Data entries

● ● ● ● ● ● ●

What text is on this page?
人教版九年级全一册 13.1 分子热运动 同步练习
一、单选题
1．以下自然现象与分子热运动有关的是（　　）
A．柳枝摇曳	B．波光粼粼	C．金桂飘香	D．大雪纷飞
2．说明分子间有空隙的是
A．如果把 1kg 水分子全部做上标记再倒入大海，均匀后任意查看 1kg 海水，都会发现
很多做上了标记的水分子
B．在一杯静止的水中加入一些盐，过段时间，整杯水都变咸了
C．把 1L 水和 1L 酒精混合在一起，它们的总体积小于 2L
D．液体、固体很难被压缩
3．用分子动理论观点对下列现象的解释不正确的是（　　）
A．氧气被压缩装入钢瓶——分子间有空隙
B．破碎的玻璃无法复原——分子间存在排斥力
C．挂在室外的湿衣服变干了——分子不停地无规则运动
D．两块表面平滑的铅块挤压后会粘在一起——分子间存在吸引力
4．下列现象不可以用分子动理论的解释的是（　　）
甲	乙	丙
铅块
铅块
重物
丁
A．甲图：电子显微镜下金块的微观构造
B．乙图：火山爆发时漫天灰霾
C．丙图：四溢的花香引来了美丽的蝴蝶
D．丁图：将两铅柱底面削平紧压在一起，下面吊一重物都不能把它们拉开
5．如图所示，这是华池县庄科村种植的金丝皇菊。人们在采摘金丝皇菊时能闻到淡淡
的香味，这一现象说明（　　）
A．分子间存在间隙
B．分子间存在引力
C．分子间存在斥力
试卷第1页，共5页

● ● ● ● ● ● ●

▸ DIRECTIVE: Retype the listing exactly, in full.

▸ TASK SOLUTION:
What text is on this page?
人教版九年级全一册 13.1 分子热运动 同步练习
一、单选题
1．以下自然现象与分子热运动有关的是（　　）
A．柳枝摇曳	B．波光粼粼	C．金桂飘香	D．大雪纷飞
2．说明分子间有空隙的是
A．如果把 1kg 水分子全部做上标记再倒入大海，均匀后任意查看 1kg 海水，都会发现
很多做上了标记的水分子
B．在一杯静止的水中加入一些盐，过段时间，整杯水都变咸了
C．把 1L 水和 1L 酒精混合在一起，它们的总体积小于 2L
D．液体、固体很难被压缩
3．用分子动理论观点对下列现象的解释不正确的是（　　）
A．氧气被压缩装入钢瓶——分子间有空隙
B．破碎的玻璃无法复原——分子间存在排斥力
C．挂在室外的湿衣服变干了——分子不停地无规则运动
D．两块表面平滑的铅块挤压后会粘在一起——分子间存在吸引力
4．下列现象不可以用分子动理论的解释的是（　　）
甲	乙	丙
铅块
铅块
重物
丁
A．甲图：电子显微镜下金块的微观构造
B．乙图：火山爆发时漫天灰霾
C．丙图：四溢的花香引来了美丽的蝴蝶
D．丁图：将两铅柱底面削平紧压在一起，下面吊一重物都不能把它们拉开
5．如图所示，这是华池县庄科村种植的金丝皇菊。人们在采摘金丝皇菊时能闻到淡淡
的香味，这一现象说明（　　）
A．分子间存在间隙
B．分子间存在引力
C．分子间存在斥力
试卷第1页，共5页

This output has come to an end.